From the entries below, gather each line containing the word "demo".
□ □ □ □ □
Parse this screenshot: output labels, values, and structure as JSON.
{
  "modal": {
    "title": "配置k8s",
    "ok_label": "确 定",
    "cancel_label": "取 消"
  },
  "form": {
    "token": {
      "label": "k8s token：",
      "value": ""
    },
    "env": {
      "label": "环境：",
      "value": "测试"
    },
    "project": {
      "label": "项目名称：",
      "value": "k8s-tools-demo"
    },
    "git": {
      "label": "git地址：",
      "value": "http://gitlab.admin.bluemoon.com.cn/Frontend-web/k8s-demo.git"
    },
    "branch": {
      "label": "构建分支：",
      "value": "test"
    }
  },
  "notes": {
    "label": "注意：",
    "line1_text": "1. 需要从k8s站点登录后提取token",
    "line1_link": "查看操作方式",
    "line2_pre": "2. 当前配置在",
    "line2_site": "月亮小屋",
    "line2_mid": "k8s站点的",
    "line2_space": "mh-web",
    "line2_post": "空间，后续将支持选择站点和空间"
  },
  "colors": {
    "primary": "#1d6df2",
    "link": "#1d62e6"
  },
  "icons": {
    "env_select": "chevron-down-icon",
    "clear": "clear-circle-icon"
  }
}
□ □ □ □ □
Problem solution:
      "value": "k8s-tools-demo"
      "value": "http://gitlab.admin.bluemoon.com.cn/Frontend-web/k8s-demo.git"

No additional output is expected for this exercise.